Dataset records

+++++

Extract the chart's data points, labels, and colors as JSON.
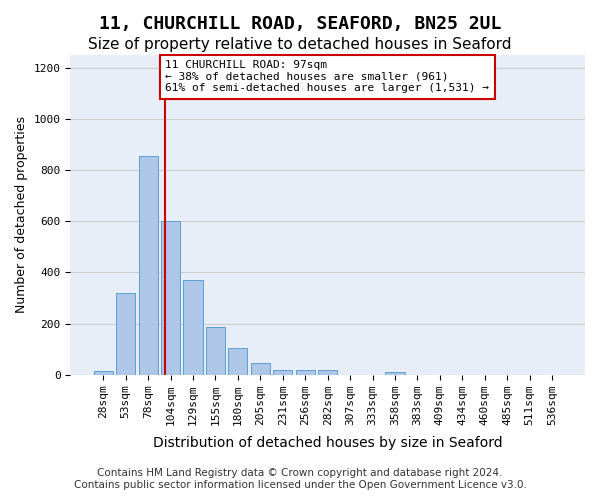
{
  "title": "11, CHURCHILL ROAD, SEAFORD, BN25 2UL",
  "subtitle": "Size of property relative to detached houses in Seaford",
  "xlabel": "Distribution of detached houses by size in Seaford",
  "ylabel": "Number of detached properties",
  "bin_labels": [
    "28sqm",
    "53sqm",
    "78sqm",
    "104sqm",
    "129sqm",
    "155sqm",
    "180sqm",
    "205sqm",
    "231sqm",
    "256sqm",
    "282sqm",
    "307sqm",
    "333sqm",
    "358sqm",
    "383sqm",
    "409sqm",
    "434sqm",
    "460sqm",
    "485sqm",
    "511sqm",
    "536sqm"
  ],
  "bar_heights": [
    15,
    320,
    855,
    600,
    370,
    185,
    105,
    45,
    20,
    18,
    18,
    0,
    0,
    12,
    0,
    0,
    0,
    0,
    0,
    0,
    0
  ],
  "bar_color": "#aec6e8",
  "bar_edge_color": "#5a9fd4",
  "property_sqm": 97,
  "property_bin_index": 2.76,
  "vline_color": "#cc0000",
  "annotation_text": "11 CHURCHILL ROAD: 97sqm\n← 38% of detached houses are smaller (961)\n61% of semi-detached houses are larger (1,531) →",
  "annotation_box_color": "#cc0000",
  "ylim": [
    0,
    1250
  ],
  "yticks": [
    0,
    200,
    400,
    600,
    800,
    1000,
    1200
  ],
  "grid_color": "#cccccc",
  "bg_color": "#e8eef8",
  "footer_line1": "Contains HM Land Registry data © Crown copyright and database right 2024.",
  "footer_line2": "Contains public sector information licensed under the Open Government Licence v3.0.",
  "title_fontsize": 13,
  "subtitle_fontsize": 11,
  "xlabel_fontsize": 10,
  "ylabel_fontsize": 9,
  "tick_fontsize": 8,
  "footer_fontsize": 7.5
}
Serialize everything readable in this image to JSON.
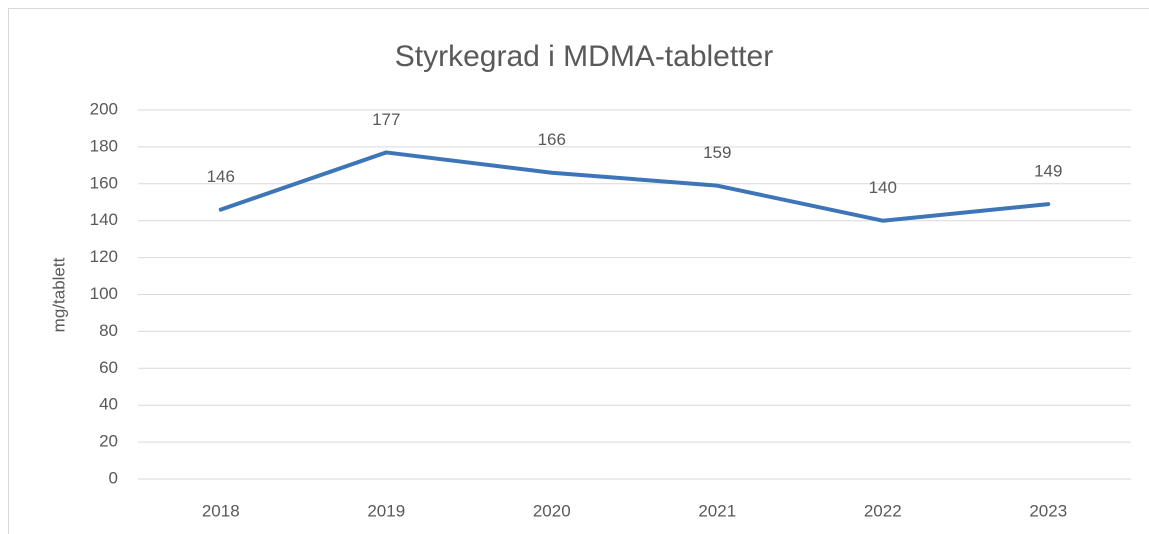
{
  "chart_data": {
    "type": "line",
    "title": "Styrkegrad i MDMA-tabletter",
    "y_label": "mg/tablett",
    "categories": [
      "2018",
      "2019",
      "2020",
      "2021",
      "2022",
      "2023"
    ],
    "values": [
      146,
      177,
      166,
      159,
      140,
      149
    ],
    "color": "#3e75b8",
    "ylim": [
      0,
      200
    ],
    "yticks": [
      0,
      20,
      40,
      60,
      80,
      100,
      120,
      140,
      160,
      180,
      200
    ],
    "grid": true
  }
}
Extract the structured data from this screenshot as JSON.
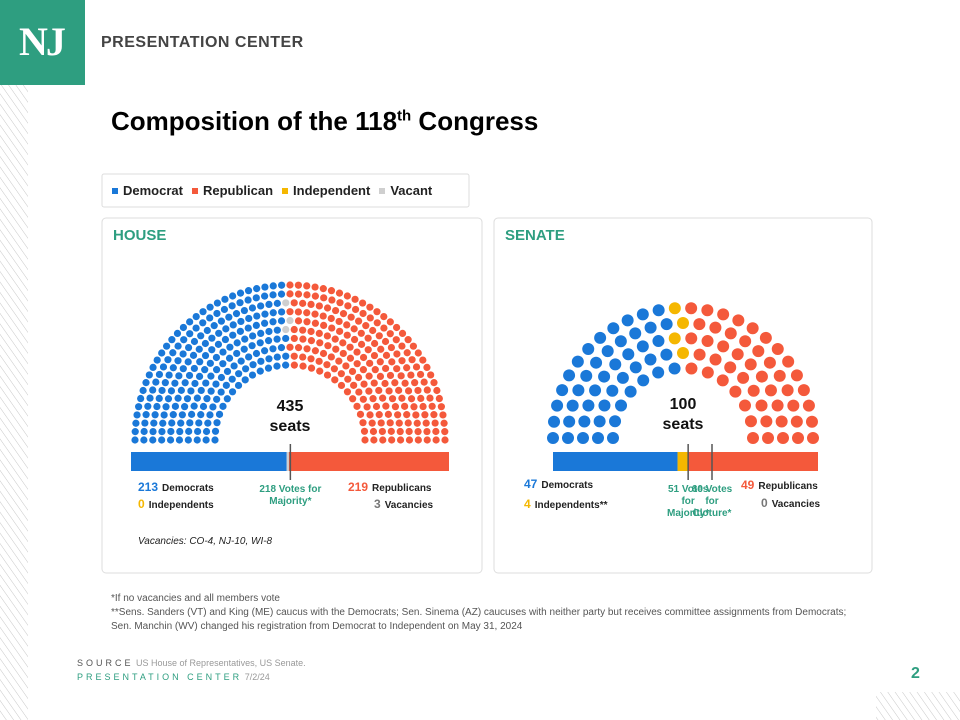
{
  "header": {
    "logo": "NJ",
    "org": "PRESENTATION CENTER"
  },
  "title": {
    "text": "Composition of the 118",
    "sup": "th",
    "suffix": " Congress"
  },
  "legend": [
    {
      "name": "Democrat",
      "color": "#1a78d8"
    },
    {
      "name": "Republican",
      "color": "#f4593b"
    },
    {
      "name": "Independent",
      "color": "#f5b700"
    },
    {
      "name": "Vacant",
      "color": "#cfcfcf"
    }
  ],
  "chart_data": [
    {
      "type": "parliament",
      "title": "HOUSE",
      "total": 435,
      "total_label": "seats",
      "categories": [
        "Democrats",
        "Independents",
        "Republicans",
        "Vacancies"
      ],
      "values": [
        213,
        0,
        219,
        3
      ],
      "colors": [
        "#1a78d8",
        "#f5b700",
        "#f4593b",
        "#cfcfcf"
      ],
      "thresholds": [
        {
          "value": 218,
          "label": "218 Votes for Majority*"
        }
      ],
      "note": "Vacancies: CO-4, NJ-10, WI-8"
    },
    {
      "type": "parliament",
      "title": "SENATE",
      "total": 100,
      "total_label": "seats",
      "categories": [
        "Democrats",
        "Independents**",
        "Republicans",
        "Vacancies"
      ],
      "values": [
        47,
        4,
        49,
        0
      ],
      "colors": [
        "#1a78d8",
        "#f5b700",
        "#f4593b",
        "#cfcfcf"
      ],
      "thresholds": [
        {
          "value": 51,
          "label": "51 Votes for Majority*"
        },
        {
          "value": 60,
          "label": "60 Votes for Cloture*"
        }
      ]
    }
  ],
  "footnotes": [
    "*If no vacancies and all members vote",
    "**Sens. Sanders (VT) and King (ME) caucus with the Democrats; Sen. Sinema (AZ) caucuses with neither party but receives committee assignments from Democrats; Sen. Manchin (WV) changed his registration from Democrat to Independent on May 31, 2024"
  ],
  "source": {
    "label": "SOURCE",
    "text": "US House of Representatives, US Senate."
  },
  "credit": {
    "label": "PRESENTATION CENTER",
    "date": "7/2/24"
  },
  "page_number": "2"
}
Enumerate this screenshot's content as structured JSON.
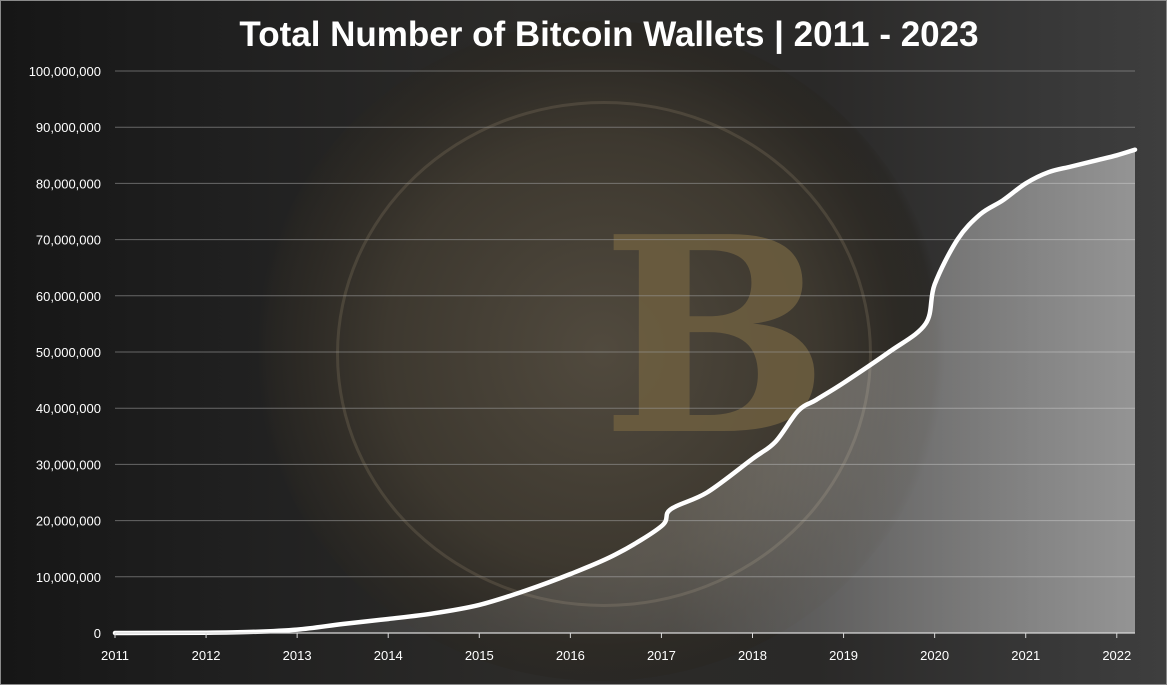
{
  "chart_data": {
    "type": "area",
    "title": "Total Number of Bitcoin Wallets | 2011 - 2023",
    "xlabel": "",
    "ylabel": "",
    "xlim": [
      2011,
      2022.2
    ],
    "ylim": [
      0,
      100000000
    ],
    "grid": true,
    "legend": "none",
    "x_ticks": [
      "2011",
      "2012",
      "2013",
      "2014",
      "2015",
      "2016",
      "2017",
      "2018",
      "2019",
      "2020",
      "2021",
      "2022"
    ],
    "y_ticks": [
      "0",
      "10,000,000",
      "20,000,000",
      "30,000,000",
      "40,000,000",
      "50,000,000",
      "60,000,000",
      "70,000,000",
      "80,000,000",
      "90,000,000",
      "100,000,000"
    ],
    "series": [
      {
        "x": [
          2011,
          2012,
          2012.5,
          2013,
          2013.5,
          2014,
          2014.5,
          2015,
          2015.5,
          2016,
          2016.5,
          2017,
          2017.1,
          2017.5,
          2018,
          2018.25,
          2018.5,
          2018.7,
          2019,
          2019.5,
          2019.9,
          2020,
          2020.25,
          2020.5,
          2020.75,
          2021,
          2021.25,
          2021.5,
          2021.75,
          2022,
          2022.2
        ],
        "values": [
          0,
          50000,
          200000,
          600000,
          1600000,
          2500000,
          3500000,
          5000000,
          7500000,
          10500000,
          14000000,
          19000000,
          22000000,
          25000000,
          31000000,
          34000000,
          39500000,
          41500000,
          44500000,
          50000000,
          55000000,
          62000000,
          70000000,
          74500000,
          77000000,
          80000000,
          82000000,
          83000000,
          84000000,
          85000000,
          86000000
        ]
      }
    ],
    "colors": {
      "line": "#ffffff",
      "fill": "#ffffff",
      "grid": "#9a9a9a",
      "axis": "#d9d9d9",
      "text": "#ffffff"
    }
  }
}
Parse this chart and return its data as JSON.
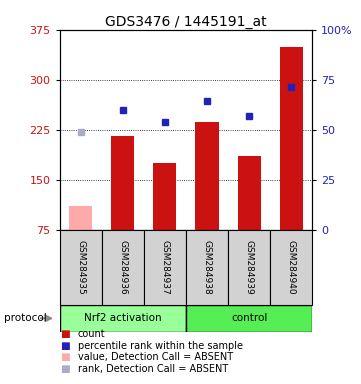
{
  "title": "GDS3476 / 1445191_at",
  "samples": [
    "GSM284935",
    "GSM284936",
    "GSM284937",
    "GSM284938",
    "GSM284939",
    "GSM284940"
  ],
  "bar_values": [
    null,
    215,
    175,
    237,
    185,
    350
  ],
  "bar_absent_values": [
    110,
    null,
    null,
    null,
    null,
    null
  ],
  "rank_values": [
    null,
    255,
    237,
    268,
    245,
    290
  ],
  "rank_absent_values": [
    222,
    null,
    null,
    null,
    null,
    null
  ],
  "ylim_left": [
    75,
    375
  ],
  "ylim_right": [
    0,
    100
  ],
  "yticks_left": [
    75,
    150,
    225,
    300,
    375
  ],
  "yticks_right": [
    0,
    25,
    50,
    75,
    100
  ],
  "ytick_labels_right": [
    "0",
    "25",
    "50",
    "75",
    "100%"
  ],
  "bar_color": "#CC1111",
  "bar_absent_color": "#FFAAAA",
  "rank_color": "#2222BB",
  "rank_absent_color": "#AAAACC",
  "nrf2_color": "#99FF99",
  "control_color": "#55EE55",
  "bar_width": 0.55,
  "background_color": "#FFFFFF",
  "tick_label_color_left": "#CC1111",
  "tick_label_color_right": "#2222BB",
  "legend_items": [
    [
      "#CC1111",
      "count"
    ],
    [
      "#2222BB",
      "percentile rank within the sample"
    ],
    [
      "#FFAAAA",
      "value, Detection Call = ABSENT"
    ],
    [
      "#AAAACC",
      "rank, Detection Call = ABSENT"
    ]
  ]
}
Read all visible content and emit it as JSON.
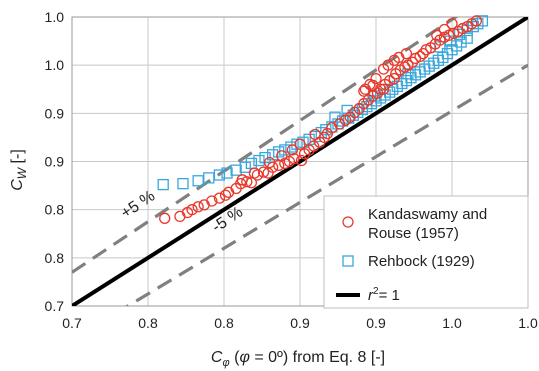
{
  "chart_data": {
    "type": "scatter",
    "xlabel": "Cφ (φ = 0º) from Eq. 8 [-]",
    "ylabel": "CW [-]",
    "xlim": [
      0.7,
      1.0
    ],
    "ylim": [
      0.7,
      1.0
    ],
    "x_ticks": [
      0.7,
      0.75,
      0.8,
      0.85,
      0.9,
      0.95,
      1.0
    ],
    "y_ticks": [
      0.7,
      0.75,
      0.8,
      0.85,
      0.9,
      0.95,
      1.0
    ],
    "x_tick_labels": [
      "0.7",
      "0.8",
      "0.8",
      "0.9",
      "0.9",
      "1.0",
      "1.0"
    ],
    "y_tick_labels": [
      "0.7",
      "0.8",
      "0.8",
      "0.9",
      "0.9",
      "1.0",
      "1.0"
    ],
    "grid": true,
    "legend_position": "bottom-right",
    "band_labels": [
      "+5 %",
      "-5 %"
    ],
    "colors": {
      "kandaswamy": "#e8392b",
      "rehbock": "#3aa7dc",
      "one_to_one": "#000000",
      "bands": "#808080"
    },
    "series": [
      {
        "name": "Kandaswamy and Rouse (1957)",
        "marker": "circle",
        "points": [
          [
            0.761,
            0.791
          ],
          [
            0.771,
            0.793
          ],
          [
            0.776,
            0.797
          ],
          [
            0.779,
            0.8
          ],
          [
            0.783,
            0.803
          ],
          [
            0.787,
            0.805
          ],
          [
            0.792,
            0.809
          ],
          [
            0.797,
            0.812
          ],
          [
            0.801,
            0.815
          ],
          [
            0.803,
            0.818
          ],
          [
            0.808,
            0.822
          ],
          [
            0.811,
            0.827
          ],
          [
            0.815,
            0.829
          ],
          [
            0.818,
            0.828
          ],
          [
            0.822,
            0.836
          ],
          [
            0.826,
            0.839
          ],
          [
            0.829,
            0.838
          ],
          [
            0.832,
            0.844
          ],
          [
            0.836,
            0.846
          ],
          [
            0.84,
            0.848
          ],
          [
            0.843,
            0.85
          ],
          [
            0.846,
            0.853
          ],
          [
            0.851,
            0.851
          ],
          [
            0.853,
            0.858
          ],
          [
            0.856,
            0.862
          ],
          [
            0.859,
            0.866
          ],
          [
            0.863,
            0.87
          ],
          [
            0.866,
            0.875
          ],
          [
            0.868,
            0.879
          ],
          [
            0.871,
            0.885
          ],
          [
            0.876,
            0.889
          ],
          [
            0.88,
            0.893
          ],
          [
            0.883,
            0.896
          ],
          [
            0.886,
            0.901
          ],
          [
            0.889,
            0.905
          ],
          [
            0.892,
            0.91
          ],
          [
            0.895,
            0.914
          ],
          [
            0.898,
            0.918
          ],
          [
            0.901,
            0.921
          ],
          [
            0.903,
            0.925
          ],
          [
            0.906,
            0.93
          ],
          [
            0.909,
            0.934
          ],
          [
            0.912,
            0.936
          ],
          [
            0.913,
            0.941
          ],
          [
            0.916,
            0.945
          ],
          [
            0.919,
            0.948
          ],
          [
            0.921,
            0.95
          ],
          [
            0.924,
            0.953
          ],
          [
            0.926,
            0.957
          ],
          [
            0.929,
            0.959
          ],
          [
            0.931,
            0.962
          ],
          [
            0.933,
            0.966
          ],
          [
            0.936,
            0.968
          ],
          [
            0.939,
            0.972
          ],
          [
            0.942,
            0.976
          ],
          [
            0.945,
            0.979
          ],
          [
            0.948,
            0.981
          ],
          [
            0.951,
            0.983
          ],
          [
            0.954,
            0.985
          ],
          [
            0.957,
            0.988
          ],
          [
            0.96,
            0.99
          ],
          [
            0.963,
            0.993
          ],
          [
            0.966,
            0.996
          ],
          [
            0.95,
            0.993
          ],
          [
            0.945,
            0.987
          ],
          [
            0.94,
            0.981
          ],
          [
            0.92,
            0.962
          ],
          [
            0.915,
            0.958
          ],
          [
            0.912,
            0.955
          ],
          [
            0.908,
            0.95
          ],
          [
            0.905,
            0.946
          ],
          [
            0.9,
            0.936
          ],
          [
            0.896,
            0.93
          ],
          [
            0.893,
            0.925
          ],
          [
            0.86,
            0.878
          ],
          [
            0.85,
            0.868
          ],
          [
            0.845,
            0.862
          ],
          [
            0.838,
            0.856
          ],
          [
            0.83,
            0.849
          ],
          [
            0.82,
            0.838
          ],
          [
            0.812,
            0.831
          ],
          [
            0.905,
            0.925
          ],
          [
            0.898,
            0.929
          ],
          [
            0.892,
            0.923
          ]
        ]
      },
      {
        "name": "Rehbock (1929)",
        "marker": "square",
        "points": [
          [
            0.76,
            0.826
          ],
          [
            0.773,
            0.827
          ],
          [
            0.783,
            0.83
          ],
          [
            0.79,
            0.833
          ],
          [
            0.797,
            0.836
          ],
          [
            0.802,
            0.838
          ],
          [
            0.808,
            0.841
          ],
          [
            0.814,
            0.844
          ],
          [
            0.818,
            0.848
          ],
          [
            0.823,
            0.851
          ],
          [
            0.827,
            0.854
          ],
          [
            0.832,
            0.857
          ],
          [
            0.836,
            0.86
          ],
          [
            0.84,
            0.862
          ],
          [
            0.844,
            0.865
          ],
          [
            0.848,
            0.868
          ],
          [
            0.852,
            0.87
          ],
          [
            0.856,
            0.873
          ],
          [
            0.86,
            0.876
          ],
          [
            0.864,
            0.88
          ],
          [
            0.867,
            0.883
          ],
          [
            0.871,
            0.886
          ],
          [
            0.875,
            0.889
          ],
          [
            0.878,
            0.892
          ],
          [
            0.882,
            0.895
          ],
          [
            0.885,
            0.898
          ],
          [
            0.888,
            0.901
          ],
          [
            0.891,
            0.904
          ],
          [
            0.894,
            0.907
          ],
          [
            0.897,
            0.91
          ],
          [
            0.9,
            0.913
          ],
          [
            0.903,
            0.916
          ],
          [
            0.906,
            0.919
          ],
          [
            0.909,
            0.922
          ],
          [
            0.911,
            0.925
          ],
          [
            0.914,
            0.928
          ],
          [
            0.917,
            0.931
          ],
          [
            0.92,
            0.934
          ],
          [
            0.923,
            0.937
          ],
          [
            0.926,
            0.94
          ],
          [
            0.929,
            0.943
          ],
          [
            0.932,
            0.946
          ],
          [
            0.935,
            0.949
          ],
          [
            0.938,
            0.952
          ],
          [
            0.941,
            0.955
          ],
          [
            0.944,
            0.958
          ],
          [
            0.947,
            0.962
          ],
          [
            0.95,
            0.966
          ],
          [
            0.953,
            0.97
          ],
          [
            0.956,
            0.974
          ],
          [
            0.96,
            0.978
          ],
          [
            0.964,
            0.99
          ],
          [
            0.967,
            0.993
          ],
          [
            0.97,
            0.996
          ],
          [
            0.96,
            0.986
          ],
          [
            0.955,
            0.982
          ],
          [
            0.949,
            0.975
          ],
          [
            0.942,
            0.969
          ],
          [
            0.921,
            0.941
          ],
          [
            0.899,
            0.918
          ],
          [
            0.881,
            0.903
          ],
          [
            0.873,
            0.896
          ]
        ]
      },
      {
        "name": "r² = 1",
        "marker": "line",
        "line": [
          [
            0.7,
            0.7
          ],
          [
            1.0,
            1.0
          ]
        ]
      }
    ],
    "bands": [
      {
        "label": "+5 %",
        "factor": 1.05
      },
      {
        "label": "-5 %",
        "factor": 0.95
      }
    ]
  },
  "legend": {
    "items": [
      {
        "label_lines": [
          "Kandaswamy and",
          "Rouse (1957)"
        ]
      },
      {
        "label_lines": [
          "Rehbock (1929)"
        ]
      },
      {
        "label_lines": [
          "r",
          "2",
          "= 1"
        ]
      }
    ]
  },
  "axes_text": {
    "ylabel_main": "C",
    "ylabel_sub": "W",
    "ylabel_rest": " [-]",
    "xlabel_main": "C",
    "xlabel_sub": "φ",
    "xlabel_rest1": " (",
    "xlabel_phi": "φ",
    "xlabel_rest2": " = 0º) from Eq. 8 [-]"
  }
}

+++++

# [Instruction]
Gather up the lines that contain the word "Votes".

# [Written response]
          "label": "218 Votes for Majority*"
          "label": "51 Votes for Majority*"
          "label": "60 Votes for Cloture*"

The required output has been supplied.